- GOAL: Reproduce all the lines below exactly and omit the images.

________

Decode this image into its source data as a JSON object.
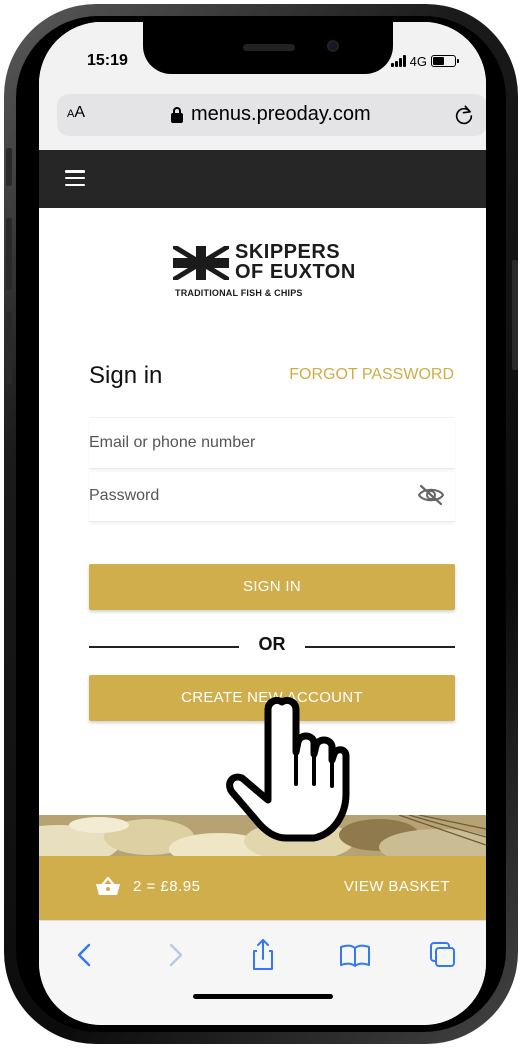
{
  "status_bar": {
    "time": "15:19",
    "network": "4G",
    "battery_level": 0.5
  },
  "browser": {
    "text_size_label_small": "A",
    "text_size_label_large": "A",
    "url": "menus.preoday.com",
    "lock_icon": "lock-icon",
    "reload_icon": "reload-icon"
  },
  "header": {
    "menu_icon": "hamburger-icon",
    "background": "#262626"
  },
  "logo": {
    "line1": "SKIPPERS",
    "line2": "OF EUXTON",
    "tagline": "TRADITIONAL FISH & CHIPS"
  },
  "signin": {
    "title": "Sign in",
    "forgot_password": "FORGOT PASSWORD",
    "email_placeholder": "Email or phone number",
    "password_placeholder": "Password",
    "signin_button": "SIGN IN",
    "or_label": "OR",
    "create_account_button": "CREATE NEW ACCOUNT"
  },
  "basket": {
    "summary": "2 = £8.95",
    "view_basket": "VIEW BASKET"
  },
  "toolbar": {
    "back_icon": "back-arrow-icon",
    "forward_icon": "forward-arrow-icon",
    "share_icon": "share-icon",
    "bookmarks_icon": "bookmarks-icon",
    "tabs_icon": "tabs-icon"
  },
  "colors": {
    "accent_gold": "#d1ae4c",
    "header_dark": "#262626",
    "toolbar_blue": "#3478f6"
  }
}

________

- RESPONSE TO THIS EXERCISE:
Decode this image into its source data as a JSON object.
{
  "status_bar": {
    "time": "15:19",
    "network": "4G",
    "battery_level": 0.5
  },
  "browser": {
    "text_size_label_small": "A",
    "text_size_label_large": "A",
    "url": "menus.preoday.com",
    "lock_icon": "lock-icon",
    "reload_icon": "reload-icon"
  },
  "header": {
    "menu_icon": "hamburger-icon",
    "background": "#262626"
  },
  "logo": {
    "line1": "SKIPPERS",
    "line2": "OF EUXTON",
    "tagline": "TRADITIONAL FISH & CHIPS"
  },
  "signin": {
    "title": "Sign in",
    "forgot_password": "FORGOT PASSWORD",
    "email_placeholder": "Email or phone number",
    "password_placeholder": "Password",
    "signin_button": "SIGN IN",
    "or_label": "OR",
    "create_account_button": "CREATE NEW ACCOUNT"
  },
  "basket": {
    "summary": "2 = £8.95",
    "view_basket": "VIEW BASKET"
  },
  "toolbar": {
    "back_icon": "back-arrow-icon",
    "forward_icon": "forward-arrow-icon",
    "share_icon": "share-icon",
    "bookmarks_icon": "bookmarks-icon",
    "tabs_icon": "tabs-icon"
  },
  "colors": {
    "accent_gold": "#d1ae4c",
    "header_dark": "#262626",
    "toolbar_blue": "#3478f6"
  }
}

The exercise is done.